■ **TASK STATEMENT**
Pull every line containing "года" from the entries.

begin PROVIDED RECORDS

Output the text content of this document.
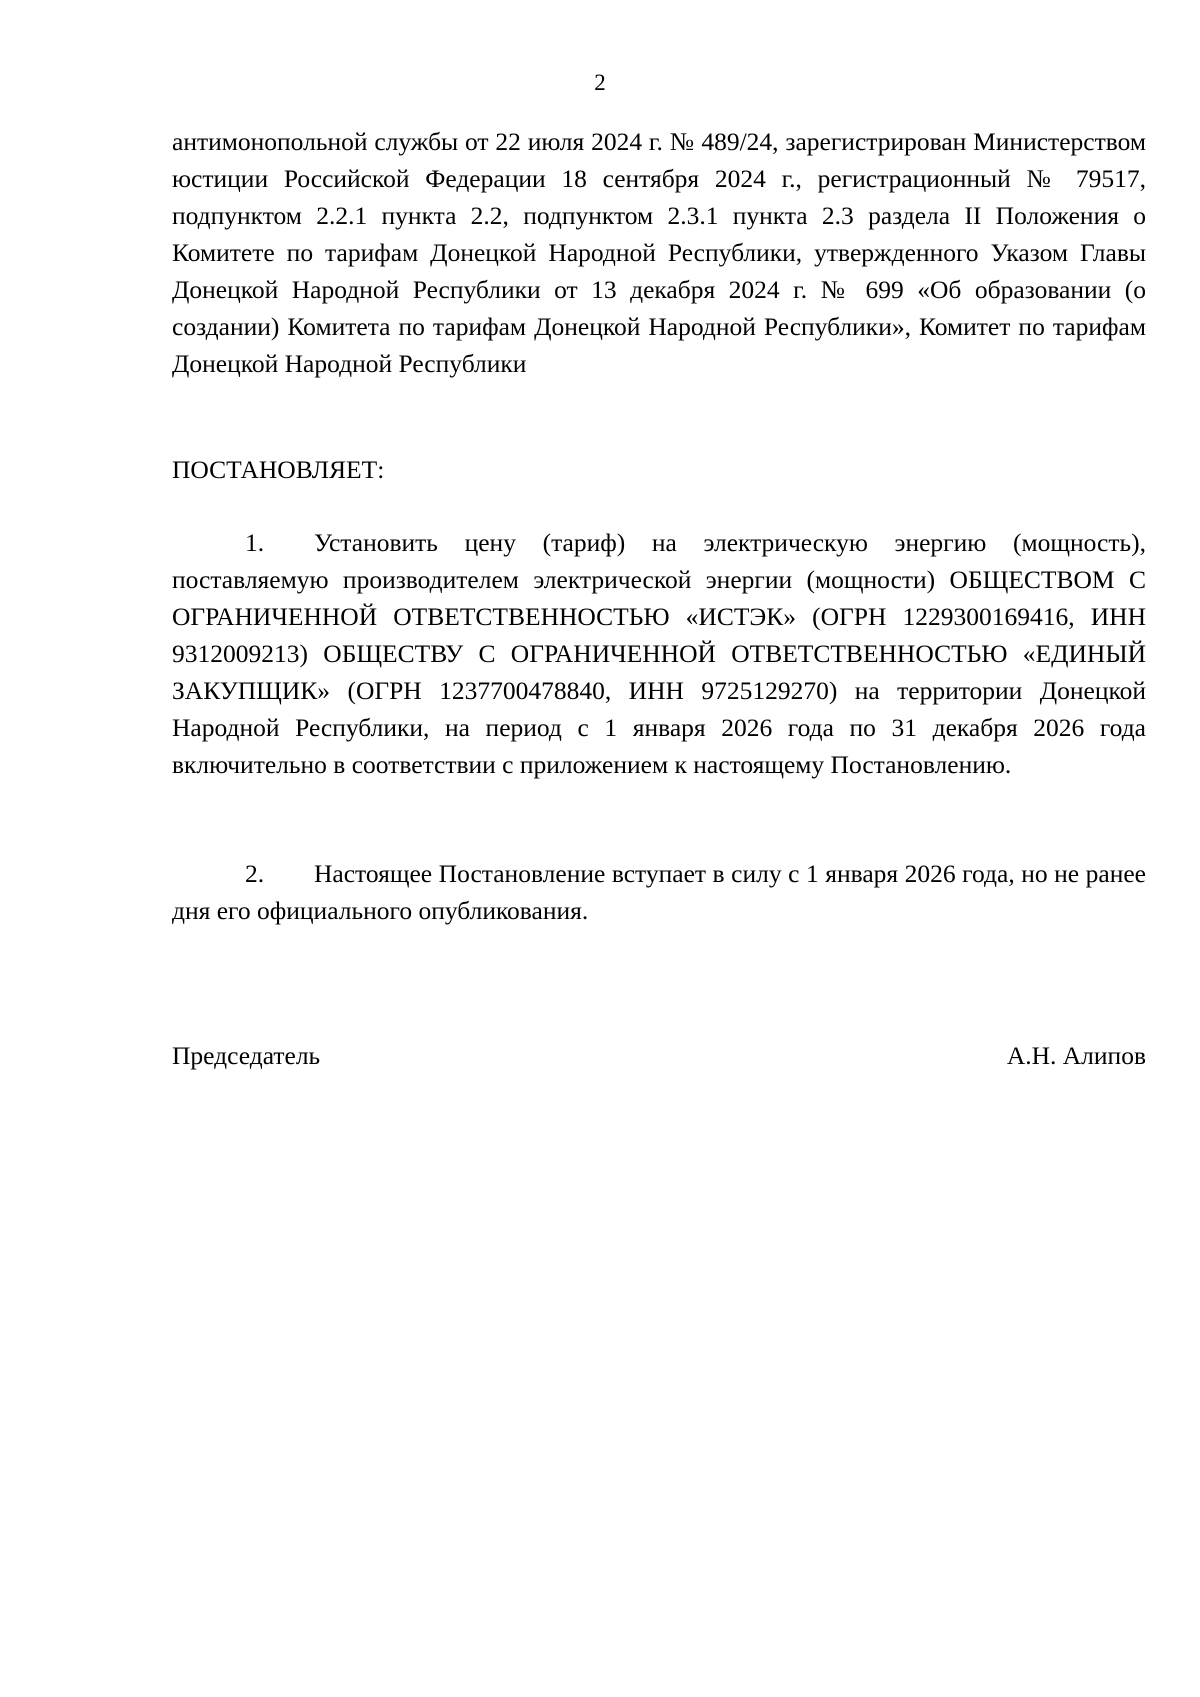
2

антимонопольной службы от 22 июля 2024 г. № 489/24, зарегистрирован Министерством юстиции Российской Федерации 18 сентября 2024 г., регистрационный № 79517, подпунктом 2.2.1 пункта 2.2, подпунктом 2.3.1 пункта 2.3 раздела II Положения о Комитете по тарифам Донецкой Народной Республики, утвержденного Указом Главы Донецкой Народной Республики от 13 декабря 2024 г. № 699 «Об образовании (о создании) Комитета по тарифам Донецкой Народной Республики», Комитет по тарифам Донецкой Народной Республики

ПОСТАНОВЛЯЕТ:

1. Установить цену (тариф) на электрическую энергию (мощность), поставляемую производителем электрической энергии (мощности) ОБЩЕСТВОМ С ОГРАНИЧЕННОЙ ОТВЕТСТВЕННОСТЬЮ «ИСТЭК» (ОГРН 1229300169416, ИНН 9312009213) ОБЩЕСТВУ С ОГРАНИЧЕННОЙ ОТВЕТСТВЕННОСТЬЮ «ЕДИНЫЙ ЗАКУПЩИК» (ОГРН 1237700478840, ИНН 9725129270) на территории Донецкой Народной Республики, на период с 1 января 2026 года по 31 декабря 2026 года включительно в соответствии с приложением к настоящему Постановлению.

2. Настоящее Постановление вступает в силу с 1 января 2026 года, но не ранее дня его официального опубликования.

Председатель	А.Н. Алипов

end PROVIDED RECORDS

■ **RESPONSE TO THE EXERCISE**
1. Установить цену (тариф) на электрическую энергию (мощность), поставляемую производителем электрической энергии (мощности) ОБЩЕСТВОМ С ОГРАНИЧЕННОЙ ОТВЕТСТВЕННОСТЬЮ «ИСТЭК» (ОГРН 1229300169416, ИНН 9312009213) ОБЩЕСТВУ С ОГРАНИЧЕННОЙ ОТВЕТСТВЕННОСТЬЮ «ЕДИНЫЙ ЗАКУПЩИК» (ОГРН 1237700478840, ИНН 9725129270) на территории Донецкой Народной Республики, на период с 1 января 2026 года по 31 декабря 2026 года включительно в соответствии с приложением к настоящему Постановлению.
2. Настоящее Постановление вступает в силу с 1 января 2026 года, но не ранее дня его официального опубликования.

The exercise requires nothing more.